* Begin *

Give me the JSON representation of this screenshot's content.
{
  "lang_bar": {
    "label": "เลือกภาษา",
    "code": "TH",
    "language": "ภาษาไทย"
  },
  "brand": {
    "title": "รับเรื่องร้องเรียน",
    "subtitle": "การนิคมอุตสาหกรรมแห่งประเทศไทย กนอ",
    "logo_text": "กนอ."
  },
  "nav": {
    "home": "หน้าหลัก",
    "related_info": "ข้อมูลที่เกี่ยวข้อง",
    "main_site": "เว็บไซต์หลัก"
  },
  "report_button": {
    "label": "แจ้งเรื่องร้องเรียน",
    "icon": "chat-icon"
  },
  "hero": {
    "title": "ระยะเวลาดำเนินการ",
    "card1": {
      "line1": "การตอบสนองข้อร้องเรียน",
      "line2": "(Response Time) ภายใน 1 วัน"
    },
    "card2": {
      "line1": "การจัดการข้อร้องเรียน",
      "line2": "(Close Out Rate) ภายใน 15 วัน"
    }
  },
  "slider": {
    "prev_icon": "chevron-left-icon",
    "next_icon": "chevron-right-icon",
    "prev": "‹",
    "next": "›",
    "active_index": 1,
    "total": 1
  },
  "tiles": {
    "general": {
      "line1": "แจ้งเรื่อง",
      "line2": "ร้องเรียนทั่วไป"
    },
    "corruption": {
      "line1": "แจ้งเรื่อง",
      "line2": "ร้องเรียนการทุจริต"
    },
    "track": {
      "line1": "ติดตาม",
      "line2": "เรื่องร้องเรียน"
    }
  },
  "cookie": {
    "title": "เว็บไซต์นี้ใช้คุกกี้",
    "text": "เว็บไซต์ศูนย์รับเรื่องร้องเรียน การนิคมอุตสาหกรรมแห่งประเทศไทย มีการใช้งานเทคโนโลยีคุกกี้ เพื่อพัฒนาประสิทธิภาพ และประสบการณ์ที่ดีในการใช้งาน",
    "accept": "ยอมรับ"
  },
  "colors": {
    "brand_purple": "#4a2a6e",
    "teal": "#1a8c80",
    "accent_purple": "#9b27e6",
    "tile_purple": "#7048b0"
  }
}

* End *

(Aim): Copy out each line in the preceding records that contains "label".

(Exercise solution):
    "label": "เลือกภาษา",
    "label": "แจ้งเรื่องร้องเรียน",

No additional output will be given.